**Task instructions:** Search the material below for the word "pDAO". Copy every line that has it.
<<<<
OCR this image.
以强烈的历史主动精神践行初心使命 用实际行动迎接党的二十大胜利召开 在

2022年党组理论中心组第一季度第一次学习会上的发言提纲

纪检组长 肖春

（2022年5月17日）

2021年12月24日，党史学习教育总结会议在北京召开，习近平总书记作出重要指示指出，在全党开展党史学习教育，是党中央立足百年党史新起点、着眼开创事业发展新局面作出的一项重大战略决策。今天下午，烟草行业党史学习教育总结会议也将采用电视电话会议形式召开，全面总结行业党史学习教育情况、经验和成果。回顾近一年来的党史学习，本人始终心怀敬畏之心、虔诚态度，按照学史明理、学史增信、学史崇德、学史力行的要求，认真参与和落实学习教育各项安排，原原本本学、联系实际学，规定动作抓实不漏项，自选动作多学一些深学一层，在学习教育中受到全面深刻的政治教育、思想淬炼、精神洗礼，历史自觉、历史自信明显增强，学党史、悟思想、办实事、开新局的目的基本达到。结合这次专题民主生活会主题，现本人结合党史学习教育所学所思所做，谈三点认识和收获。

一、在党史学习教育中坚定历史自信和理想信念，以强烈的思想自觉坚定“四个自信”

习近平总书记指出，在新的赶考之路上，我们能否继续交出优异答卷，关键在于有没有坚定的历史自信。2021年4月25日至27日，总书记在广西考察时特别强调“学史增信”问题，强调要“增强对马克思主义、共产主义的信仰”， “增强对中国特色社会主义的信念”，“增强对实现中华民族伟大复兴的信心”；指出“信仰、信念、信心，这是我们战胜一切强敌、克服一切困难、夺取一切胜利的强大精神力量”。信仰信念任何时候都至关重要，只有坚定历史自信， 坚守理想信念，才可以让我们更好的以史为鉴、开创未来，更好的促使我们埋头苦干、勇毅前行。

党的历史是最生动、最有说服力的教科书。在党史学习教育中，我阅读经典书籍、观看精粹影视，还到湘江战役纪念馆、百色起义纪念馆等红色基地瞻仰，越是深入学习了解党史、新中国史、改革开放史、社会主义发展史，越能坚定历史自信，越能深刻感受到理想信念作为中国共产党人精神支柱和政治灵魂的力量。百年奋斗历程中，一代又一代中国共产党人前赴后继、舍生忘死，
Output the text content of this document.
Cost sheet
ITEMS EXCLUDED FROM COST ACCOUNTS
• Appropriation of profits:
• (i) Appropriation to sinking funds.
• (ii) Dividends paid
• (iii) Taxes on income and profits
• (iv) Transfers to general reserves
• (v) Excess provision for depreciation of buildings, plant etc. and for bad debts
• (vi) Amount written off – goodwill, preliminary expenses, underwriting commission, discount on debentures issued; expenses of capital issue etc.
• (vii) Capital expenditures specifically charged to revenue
>>>>
<<<<
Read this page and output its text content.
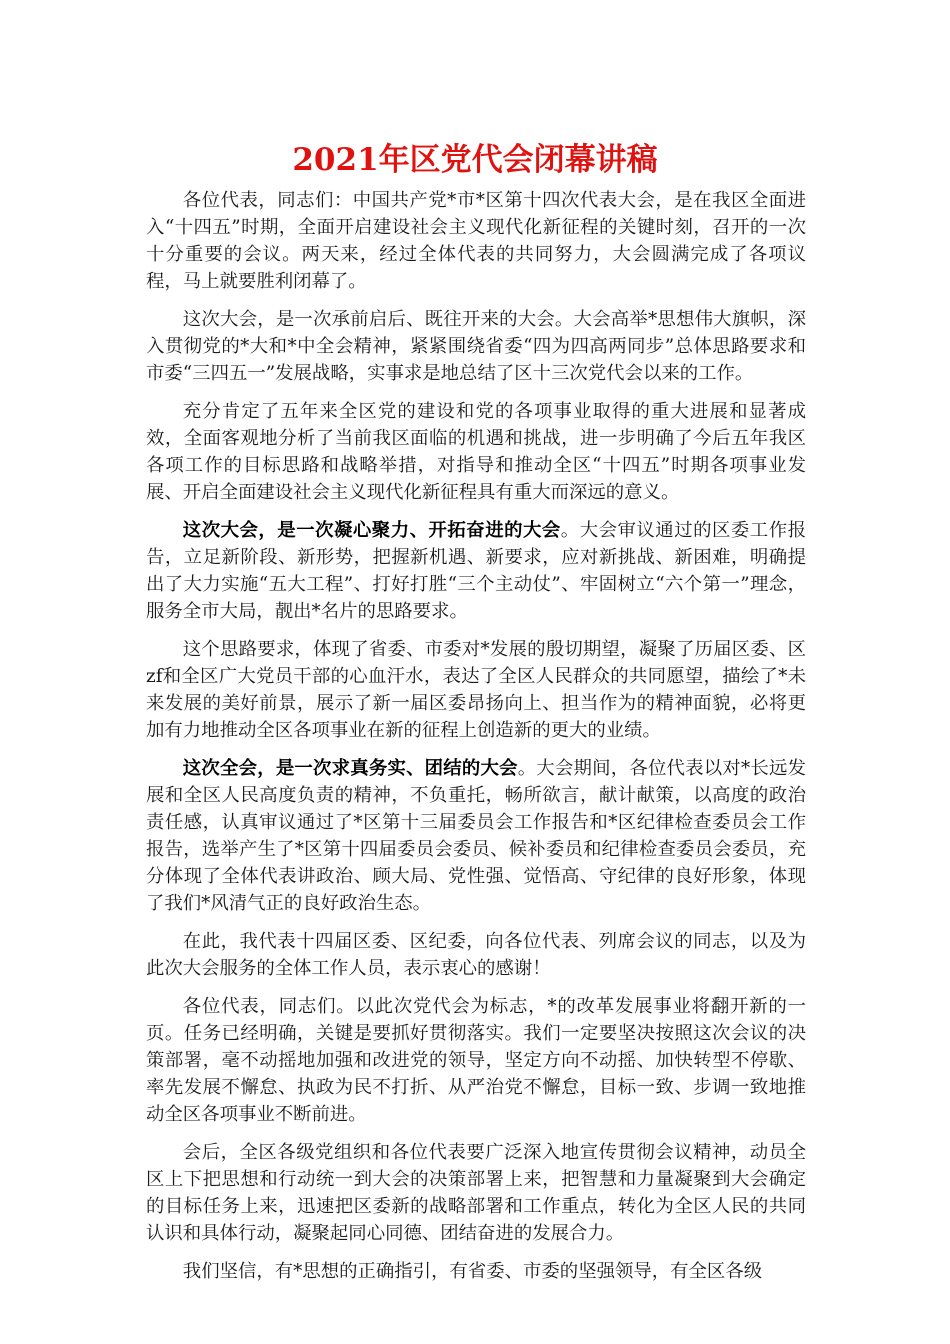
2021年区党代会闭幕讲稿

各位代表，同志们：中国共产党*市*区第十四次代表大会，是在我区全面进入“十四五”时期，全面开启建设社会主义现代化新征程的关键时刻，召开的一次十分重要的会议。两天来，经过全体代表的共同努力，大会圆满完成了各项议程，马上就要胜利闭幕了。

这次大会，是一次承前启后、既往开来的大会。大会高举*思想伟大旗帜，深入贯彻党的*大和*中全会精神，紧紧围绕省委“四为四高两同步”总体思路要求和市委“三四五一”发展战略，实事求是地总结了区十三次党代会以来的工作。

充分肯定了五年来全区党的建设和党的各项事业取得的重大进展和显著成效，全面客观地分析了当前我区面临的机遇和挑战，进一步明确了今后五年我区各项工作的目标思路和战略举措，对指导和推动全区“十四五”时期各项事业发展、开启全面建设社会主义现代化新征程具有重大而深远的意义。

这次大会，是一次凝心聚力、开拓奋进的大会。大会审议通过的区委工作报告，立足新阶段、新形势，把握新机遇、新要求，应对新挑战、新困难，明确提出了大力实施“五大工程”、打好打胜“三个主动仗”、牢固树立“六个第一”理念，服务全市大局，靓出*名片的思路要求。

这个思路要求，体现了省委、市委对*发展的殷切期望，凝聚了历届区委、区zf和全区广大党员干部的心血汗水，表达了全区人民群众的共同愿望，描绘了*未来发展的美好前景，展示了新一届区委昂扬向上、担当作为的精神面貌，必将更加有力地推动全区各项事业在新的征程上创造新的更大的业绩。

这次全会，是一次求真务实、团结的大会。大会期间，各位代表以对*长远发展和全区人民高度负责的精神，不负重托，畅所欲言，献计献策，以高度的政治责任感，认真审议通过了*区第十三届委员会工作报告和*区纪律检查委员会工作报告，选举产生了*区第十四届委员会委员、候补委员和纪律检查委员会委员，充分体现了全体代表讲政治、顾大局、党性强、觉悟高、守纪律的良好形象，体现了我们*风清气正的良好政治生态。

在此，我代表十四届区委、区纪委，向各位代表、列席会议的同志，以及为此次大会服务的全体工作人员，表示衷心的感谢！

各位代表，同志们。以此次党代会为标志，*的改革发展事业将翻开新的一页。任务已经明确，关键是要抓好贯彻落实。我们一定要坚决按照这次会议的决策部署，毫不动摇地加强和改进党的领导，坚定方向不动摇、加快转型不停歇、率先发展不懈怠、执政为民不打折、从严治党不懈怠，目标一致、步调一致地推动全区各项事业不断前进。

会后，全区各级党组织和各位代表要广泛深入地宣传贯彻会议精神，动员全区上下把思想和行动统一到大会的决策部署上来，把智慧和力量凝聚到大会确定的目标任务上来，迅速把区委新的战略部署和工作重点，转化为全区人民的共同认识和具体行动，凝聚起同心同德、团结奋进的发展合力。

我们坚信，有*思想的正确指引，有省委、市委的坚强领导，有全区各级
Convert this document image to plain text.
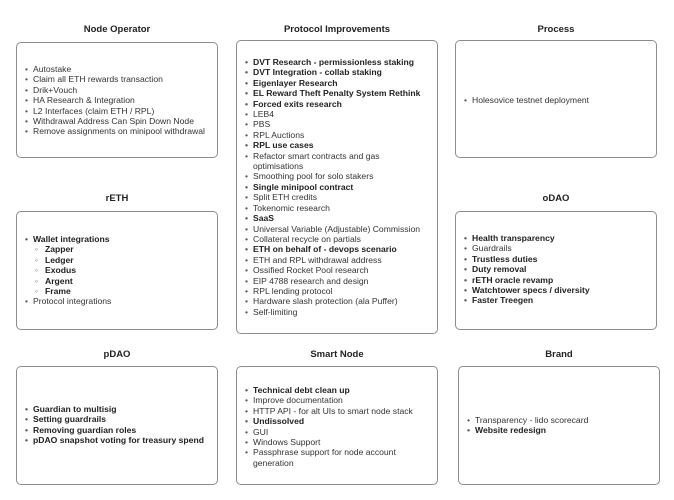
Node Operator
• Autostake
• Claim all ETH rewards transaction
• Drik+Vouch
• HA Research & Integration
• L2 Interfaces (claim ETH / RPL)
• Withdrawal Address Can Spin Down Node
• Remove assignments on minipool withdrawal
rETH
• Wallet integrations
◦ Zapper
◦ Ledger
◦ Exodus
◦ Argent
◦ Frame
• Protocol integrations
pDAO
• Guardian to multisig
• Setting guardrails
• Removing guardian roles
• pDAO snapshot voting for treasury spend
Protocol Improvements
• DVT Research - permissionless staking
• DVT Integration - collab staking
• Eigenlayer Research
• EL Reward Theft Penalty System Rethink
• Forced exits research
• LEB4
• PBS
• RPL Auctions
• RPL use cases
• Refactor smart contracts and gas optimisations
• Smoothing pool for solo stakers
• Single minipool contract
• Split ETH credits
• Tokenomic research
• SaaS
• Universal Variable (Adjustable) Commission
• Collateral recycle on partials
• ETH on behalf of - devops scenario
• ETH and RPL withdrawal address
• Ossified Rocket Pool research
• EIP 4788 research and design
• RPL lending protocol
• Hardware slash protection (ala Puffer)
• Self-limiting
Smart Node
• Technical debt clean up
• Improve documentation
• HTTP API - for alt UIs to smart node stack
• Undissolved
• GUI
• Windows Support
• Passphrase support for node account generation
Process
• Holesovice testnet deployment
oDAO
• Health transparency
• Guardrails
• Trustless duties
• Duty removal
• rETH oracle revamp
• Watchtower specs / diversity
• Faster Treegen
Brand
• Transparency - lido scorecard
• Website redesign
>>>>
<<<<
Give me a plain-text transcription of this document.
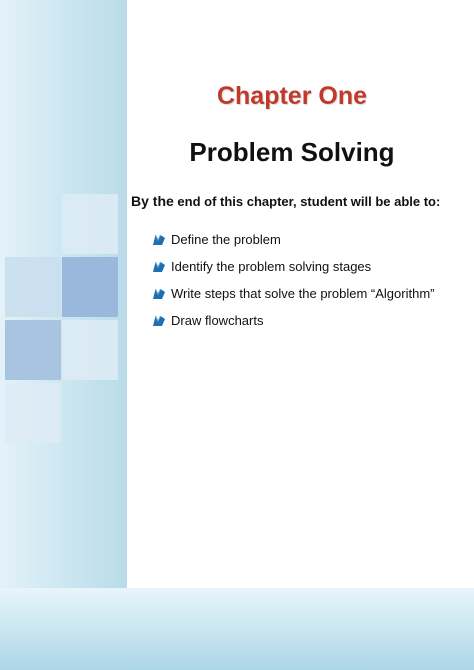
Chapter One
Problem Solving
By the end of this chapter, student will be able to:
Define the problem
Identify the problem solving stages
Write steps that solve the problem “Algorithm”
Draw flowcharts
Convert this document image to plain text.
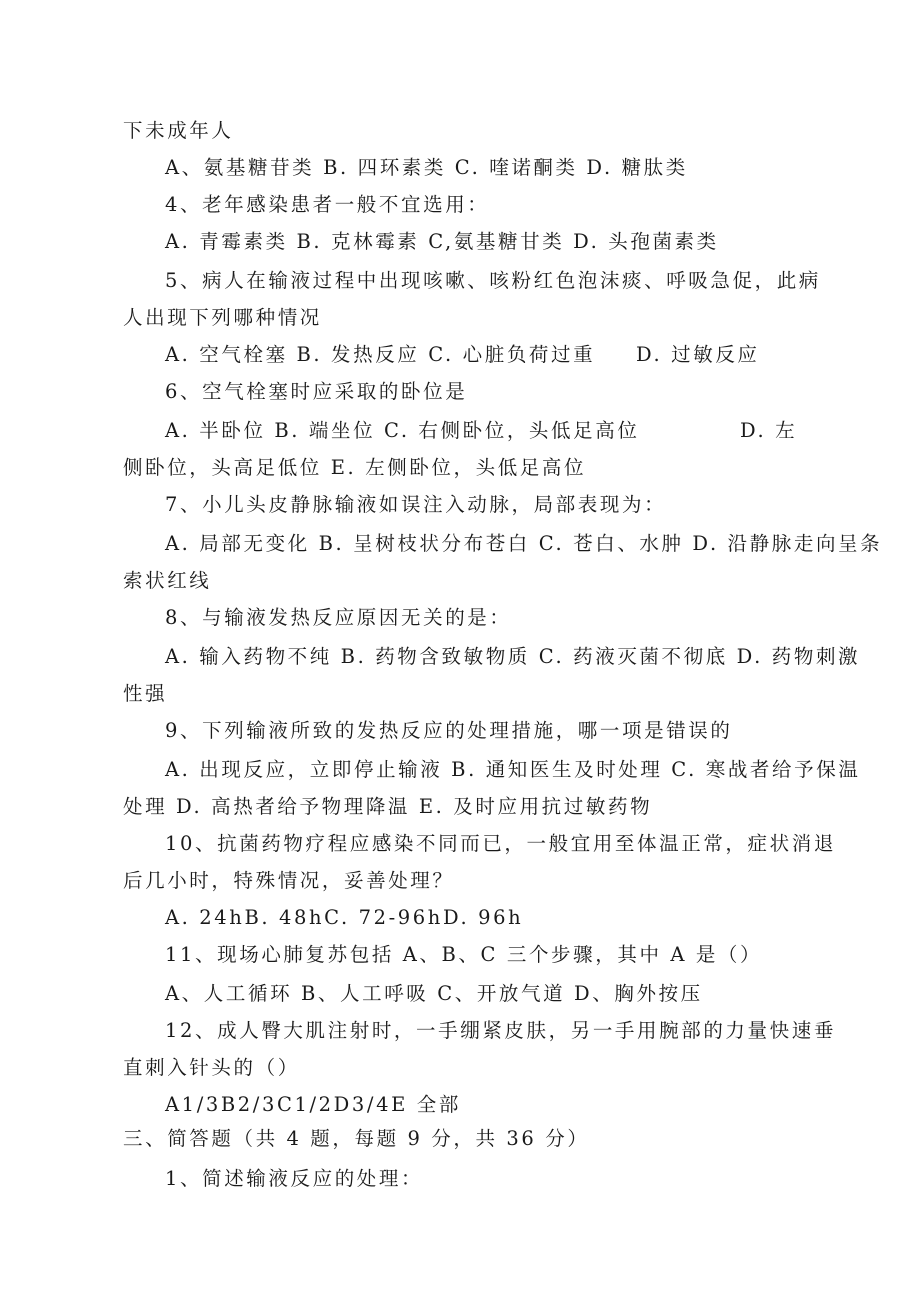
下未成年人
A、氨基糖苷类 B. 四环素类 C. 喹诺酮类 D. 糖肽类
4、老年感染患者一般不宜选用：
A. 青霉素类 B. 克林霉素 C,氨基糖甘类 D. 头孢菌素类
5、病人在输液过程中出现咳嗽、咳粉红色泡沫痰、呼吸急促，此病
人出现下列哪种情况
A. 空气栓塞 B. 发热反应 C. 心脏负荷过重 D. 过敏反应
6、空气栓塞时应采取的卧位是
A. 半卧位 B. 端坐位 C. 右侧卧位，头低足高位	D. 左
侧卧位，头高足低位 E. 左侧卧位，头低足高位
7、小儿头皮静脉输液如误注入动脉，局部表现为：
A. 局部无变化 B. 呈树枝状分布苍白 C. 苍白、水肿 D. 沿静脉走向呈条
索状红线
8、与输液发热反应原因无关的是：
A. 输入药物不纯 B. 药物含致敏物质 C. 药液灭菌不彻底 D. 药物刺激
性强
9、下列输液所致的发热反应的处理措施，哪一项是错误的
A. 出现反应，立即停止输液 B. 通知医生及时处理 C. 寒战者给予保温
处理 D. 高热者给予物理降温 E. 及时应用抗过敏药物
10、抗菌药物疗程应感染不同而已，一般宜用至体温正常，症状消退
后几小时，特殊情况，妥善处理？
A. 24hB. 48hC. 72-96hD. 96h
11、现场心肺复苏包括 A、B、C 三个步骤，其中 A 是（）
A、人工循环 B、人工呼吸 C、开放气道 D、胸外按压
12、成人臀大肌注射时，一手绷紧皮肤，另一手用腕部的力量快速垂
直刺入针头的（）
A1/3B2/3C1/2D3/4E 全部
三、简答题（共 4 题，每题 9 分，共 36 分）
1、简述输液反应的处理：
>>>>
**Answer to this problem:**
pDAO
• pDAO snapshot voting for treasury spend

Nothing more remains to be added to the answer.